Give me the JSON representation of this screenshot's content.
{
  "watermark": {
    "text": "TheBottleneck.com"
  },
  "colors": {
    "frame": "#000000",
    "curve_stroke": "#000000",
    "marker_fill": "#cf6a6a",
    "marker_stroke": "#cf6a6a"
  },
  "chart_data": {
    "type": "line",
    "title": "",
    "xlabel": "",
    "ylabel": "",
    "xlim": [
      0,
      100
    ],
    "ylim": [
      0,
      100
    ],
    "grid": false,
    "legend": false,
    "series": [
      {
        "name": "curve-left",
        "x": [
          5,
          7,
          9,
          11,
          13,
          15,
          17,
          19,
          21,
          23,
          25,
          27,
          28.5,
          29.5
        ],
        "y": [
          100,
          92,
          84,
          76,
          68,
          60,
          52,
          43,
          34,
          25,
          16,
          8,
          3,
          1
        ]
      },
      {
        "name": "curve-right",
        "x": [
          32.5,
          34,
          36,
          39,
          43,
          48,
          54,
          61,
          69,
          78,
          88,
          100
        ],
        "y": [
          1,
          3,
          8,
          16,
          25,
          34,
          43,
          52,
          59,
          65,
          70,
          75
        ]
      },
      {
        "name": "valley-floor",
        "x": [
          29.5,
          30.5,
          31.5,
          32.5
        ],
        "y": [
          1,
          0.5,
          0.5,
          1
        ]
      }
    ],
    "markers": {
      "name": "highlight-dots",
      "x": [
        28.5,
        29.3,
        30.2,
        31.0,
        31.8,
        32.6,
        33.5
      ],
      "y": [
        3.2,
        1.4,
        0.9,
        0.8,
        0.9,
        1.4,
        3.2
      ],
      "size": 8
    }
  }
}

===============

- **What is needed**
Return every line from the records above that holds the word "name".

- **Solution to this task**
        "name": "curve-left",
        "name": "curve-right",
        "name": "valley-floor",
      "name": "highlight-dots",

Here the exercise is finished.